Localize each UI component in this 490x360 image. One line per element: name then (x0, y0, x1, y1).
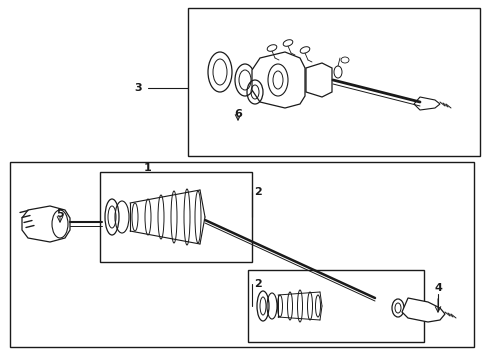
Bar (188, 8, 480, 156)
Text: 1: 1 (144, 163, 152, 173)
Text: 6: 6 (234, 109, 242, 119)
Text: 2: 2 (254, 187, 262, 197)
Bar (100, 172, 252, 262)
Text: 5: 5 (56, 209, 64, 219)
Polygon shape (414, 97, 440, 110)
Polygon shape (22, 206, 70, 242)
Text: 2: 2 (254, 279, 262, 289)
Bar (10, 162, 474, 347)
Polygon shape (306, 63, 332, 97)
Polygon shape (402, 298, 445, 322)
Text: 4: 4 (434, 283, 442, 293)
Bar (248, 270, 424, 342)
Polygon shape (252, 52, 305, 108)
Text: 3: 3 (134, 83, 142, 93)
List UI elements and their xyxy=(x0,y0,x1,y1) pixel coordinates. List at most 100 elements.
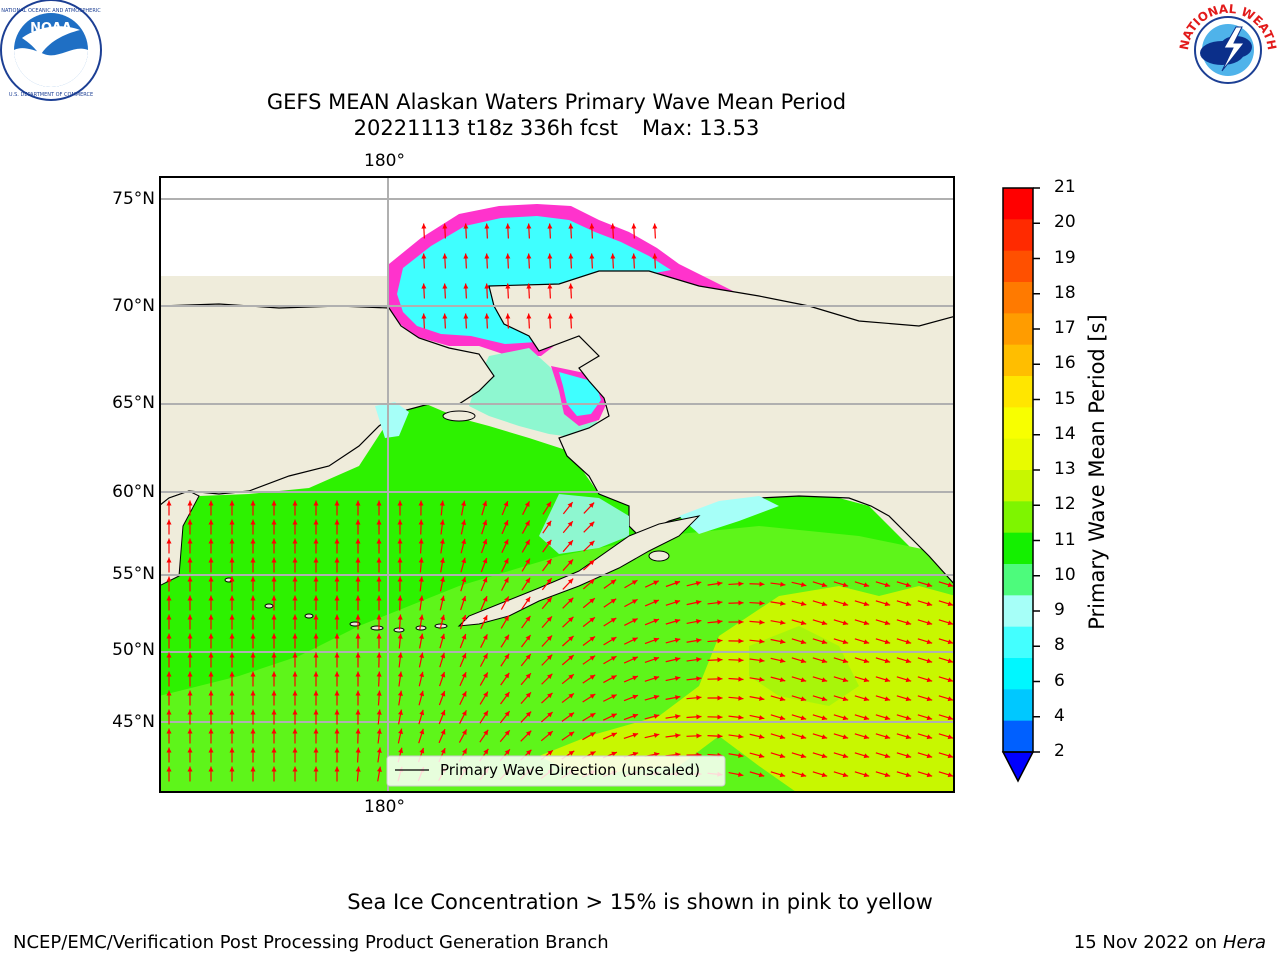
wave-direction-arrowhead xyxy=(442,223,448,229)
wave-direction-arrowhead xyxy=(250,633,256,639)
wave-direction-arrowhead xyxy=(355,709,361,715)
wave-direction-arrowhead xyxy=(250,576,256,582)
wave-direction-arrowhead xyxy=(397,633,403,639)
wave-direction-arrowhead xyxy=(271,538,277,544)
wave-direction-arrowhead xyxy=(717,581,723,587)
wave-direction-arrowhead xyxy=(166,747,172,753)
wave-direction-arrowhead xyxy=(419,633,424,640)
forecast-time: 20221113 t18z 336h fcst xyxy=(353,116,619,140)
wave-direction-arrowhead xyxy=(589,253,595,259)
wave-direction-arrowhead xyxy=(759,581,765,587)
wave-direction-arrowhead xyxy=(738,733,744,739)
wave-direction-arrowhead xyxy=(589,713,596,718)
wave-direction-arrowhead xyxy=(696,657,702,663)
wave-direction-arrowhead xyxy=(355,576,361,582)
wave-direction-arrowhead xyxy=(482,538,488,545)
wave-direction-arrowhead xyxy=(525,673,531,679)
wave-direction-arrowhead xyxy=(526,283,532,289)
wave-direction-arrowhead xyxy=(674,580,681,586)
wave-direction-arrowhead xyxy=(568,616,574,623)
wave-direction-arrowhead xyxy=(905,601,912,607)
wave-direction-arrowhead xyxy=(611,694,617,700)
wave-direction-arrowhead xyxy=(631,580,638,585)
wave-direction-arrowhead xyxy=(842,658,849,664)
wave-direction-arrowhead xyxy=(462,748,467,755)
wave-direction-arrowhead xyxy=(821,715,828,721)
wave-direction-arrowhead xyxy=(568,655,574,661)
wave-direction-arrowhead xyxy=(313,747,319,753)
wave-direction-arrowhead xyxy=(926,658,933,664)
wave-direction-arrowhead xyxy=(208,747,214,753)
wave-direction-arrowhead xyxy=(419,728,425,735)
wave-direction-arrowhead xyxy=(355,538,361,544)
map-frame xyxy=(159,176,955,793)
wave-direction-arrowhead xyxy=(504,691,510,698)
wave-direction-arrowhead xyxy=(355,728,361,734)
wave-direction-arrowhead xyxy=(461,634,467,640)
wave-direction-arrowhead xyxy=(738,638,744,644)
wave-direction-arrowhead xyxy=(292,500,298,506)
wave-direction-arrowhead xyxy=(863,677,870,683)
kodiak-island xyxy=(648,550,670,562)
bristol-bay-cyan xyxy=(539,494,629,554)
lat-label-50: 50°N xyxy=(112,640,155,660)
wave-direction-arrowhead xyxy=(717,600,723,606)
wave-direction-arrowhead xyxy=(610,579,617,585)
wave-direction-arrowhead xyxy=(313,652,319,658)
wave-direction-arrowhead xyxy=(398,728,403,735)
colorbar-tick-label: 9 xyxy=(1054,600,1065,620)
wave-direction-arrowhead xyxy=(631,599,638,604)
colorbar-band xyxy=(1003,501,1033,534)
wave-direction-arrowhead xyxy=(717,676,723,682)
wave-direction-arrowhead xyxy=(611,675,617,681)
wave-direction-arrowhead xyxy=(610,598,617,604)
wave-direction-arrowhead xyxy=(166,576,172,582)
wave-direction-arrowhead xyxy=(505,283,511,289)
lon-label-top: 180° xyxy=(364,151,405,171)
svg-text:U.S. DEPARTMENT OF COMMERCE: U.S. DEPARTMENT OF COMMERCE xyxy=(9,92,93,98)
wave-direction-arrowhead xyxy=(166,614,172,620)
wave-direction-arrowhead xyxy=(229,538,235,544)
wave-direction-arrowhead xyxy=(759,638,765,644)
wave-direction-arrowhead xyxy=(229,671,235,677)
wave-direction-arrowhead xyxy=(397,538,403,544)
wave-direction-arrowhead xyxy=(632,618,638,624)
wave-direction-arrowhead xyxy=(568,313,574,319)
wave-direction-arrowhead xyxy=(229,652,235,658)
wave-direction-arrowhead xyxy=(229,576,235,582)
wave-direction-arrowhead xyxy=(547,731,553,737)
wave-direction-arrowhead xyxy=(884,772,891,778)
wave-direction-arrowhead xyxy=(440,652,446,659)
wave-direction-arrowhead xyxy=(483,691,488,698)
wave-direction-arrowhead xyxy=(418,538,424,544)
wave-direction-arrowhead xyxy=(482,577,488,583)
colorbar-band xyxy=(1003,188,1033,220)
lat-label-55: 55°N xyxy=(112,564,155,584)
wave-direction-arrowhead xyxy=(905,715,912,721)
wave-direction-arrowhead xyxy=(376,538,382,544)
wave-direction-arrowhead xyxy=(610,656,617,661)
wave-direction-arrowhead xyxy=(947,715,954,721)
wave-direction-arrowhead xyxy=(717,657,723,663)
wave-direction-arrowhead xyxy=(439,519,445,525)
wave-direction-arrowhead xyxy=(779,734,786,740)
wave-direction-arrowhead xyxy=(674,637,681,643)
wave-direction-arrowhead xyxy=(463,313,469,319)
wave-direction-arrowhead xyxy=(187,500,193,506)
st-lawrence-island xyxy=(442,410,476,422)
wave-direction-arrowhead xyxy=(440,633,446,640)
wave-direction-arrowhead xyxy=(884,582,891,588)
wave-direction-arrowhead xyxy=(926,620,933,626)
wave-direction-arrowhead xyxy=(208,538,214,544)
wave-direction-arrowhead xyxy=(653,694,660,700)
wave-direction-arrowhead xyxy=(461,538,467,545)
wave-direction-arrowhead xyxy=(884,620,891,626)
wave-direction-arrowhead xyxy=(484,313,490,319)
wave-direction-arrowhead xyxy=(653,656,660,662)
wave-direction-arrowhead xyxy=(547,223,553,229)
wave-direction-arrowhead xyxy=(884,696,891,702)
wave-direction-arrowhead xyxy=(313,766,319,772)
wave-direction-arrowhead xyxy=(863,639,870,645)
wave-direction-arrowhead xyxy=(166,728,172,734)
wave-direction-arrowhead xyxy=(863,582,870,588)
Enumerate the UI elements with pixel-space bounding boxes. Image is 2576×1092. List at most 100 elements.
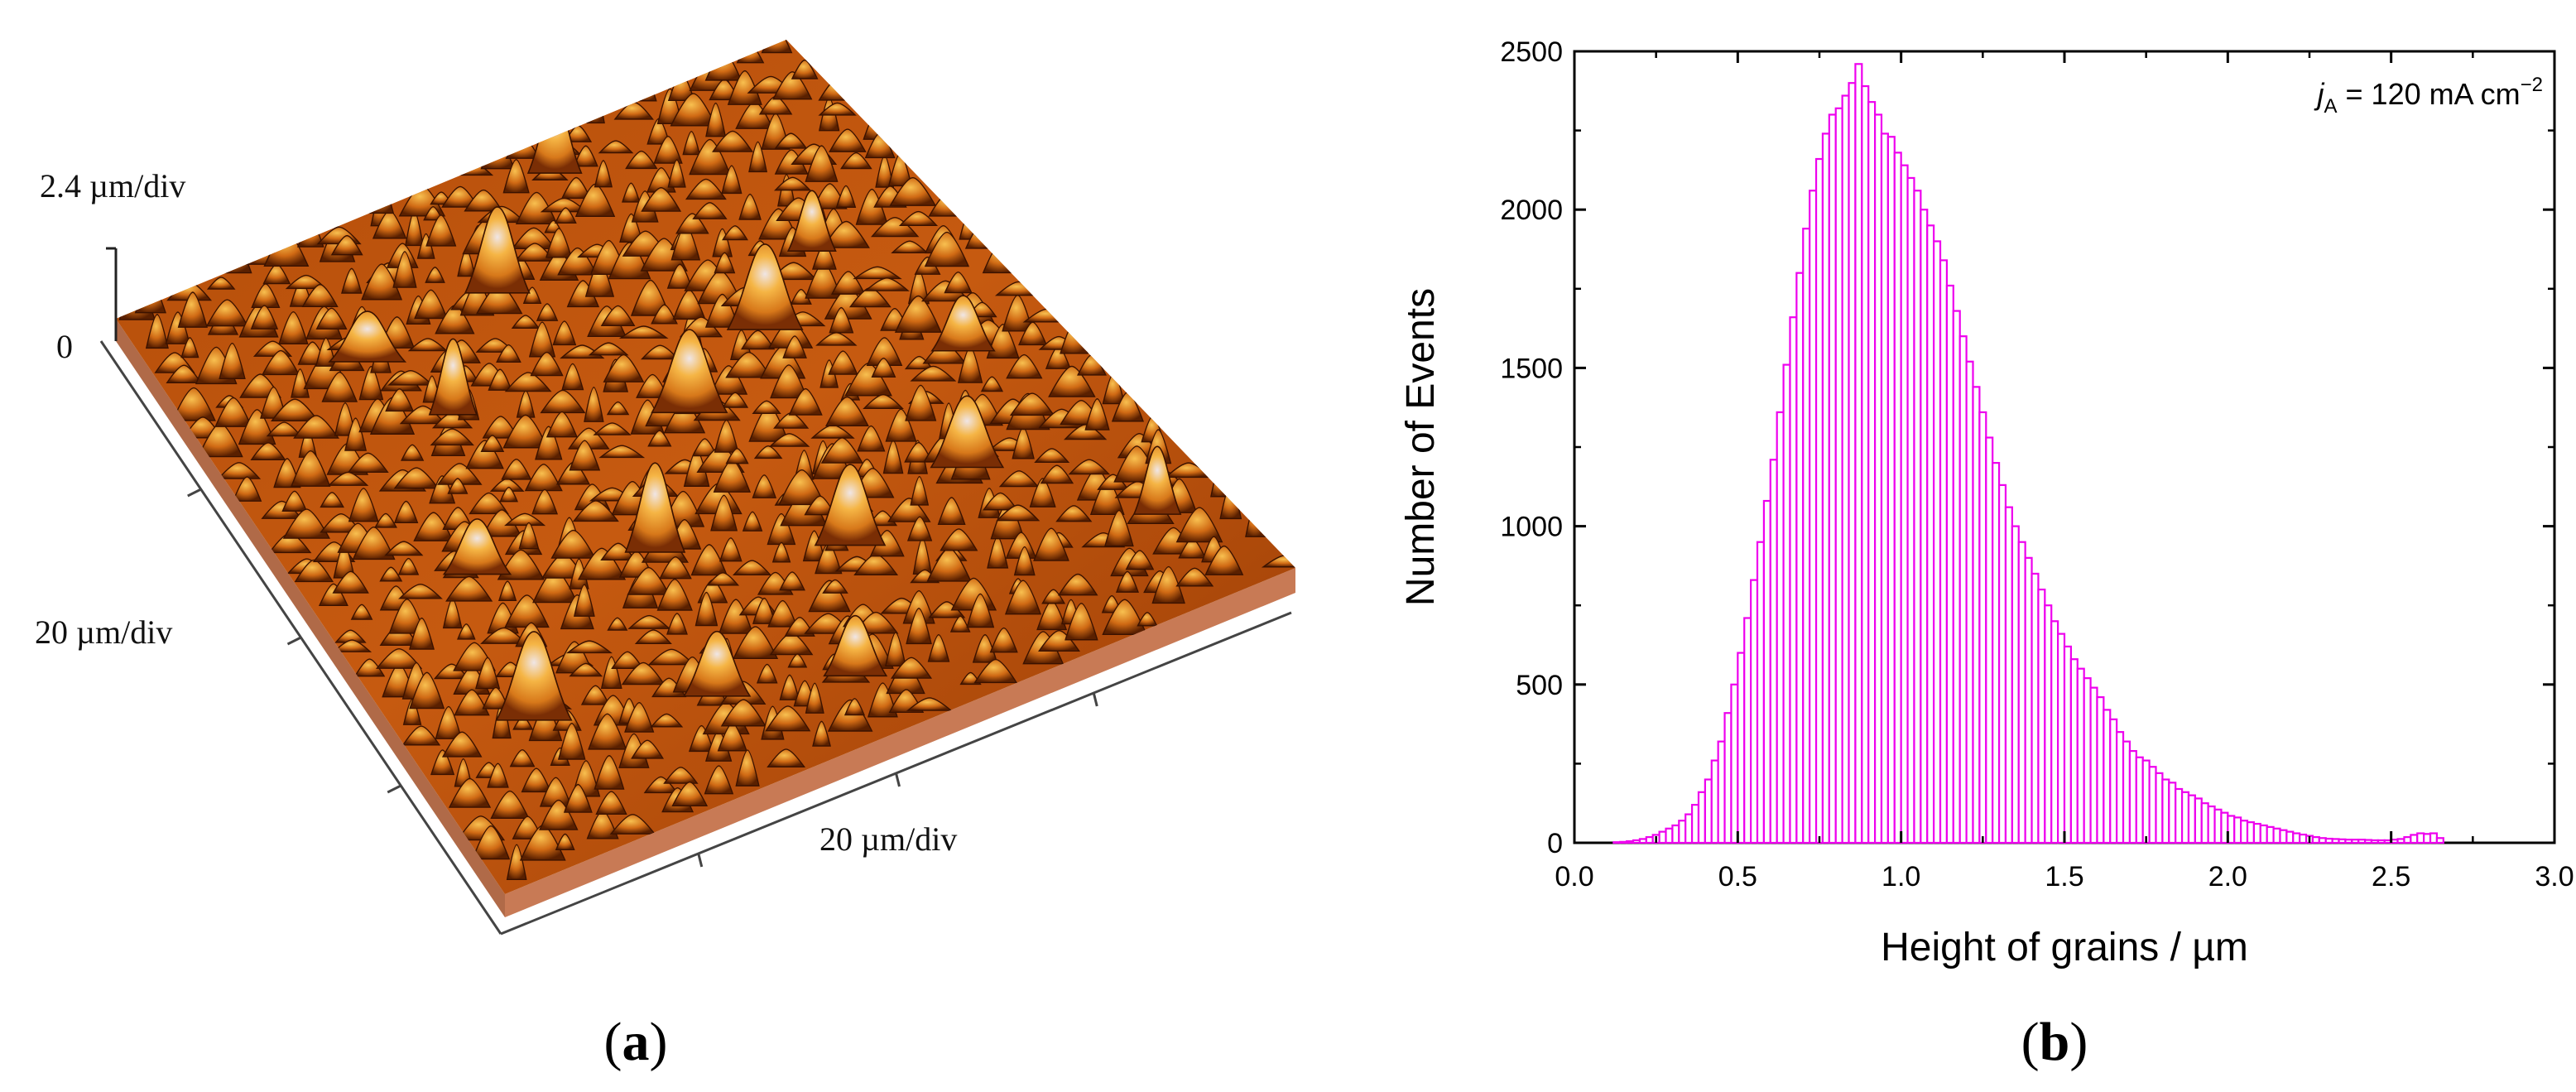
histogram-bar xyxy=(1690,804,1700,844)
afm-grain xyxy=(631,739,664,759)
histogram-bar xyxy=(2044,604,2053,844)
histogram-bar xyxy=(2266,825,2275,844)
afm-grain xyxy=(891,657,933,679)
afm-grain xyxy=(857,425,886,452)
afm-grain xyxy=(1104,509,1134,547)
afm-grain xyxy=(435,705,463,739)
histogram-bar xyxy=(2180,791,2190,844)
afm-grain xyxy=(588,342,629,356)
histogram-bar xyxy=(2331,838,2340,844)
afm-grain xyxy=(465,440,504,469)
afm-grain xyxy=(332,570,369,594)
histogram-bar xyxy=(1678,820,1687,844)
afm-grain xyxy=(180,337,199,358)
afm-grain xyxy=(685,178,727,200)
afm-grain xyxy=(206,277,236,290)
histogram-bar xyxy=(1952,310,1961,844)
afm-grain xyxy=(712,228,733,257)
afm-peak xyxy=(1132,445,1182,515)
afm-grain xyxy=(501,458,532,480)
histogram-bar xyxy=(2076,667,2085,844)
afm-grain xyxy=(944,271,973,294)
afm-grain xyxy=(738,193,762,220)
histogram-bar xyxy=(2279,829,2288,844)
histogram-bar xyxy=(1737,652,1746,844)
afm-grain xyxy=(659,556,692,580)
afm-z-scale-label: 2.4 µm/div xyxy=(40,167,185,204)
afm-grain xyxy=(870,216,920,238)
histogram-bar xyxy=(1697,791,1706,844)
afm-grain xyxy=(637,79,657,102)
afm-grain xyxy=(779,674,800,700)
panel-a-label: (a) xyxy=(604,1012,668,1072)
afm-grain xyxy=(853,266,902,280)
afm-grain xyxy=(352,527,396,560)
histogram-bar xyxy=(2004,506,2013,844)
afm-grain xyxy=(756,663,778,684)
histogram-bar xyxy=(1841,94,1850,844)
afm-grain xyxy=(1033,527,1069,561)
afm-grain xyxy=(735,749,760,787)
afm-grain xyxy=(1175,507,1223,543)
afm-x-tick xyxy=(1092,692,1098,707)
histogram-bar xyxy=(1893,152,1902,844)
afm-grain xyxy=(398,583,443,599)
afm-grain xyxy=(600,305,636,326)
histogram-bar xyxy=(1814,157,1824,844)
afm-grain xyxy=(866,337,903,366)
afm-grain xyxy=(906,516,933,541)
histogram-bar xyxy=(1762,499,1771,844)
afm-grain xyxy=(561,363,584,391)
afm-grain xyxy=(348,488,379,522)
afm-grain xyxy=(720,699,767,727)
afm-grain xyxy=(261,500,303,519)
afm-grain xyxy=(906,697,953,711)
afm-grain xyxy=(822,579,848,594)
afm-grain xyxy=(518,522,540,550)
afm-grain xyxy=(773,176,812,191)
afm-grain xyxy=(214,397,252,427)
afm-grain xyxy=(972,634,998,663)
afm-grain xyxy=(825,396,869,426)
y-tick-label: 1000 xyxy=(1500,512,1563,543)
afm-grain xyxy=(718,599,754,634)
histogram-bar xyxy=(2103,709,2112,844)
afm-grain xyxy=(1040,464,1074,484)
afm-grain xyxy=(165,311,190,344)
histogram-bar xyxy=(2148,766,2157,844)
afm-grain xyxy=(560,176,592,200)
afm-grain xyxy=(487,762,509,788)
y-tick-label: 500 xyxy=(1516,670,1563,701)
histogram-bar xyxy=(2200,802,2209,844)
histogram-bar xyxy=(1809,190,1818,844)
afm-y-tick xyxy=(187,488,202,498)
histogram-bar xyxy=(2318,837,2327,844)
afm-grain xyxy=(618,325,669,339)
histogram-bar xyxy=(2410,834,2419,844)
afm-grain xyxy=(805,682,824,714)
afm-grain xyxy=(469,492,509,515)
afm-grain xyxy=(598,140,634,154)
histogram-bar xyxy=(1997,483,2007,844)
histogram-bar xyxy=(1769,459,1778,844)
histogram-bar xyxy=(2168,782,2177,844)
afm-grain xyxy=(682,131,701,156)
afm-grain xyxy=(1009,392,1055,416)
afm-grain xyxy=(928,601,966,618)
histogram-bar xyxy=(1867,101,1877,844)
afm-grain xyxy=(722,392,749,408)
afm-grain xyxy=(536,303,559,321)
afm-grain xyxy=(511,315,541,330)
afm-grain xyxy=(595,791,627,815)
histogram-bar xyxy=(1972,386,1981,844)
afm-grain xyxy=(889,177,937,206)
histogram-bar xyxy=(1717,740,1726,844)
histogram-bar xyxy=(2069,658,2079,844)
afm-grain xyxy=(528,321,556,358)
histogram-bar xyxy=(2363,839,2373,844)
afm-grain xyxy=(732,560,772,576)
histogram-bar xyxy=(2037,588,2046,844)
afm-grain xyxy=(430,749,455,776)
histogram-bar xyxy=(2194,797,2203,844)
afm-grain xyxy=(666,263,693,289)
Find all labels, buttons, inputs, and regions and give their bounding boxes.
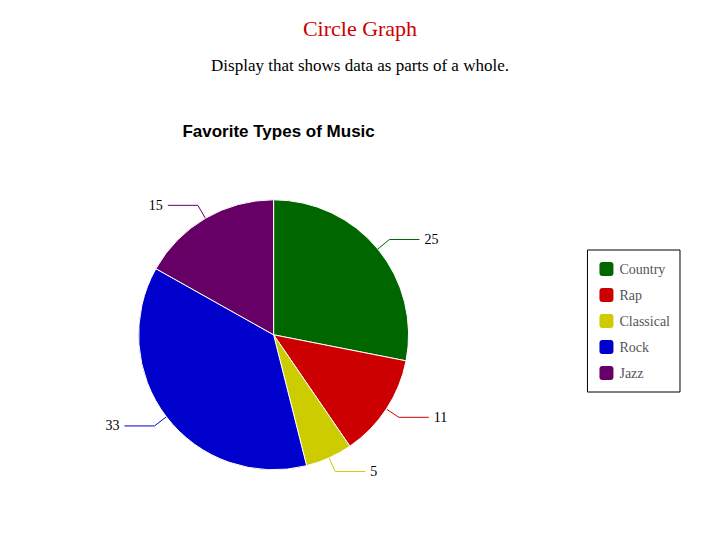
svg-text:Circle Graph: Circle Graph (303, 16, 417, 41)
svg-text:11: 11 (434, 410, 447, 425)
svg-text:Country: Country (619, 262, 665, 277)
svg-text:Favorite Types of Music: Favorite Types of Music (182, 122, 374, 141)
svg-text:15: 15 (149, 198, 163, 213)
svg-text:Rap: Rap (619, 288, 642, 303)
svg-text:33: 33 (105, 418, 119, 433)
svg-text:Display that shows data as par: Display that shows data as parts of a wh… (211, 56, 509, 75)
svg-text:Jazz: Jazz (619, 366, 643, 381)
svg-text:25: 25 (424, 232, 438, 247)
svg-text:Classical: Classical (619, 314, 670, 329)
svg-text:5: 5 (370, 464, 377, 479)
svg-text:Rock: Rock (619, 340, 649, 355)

• Written exercise:
Copy the material from the line with "wave-direction-arrowhead xyxy=(442,223,448,229)" through the line with "wave-direction-arrowhead xyxy=(821,715,828,721)", keeping every line identical.

• Final result:
wave-direction-arrowhead xyxy=(442,223,448,229)
wave-direction-arrowhead xyxy=(250,633,256,639)
wave-direction-arrowhead xyxy=(355,709,361,715)
wave-direction-arrowhead xyxy=(250,576,256,582)
wave-direction-arrowhead xyxy=(397,633,403,639)
wave-direction-arrowhead xyxy=(271,538,277,544)
wave-direction-arrowhead xyxy=(717,581,723,587)
wave-direction-arrowhead xyxy=(166,747,172,753)
wave-direction-arrowhead xyxy=(419,633,424,640)
forecast-time: 20221113 t18z 336h fcst xyxy=(353,116,619,140)
wave-direction-arrowhead xyxy=(589,253,595,259)
wave-direction-arrowhead xyxy=(759,581,765,587)
wave-direction-arrowhead xyxy=(738,733,744,739)
wave-direction-arrowhead xyxy=(589,713,596,718)
wave-direction-arrowhead xyxy=(696,657,702,663)
wave-direction-arrowhead xyxy=(355,576,361,582)
wave-direction-arrowhead xyxy=(482,538,488,545)
wave-direction-arrowhead xyxy=(525,673,531,679)
wave-direction-arrowhead xyxy=(526,283,532,289)
wave-direction-arrowhead xyxy=(674,580,681,586)
wave-direction-arrowhead xyxy=(568,616,574,623)
wave-direction-arrowhead xyxy=(905,601,912,607)
wave-direction-arrowhead xyxy=(611,694,617,700)
wave-direction-arrowhead xyxy=(631,580,638,585)
wave-direction-arrowhead xyxy=(842,658,849,664)
wave-direction-arrowhead xyxy=(462,748,467,755)
wave-direction-arrowhead xyxy=(821,715,828,721)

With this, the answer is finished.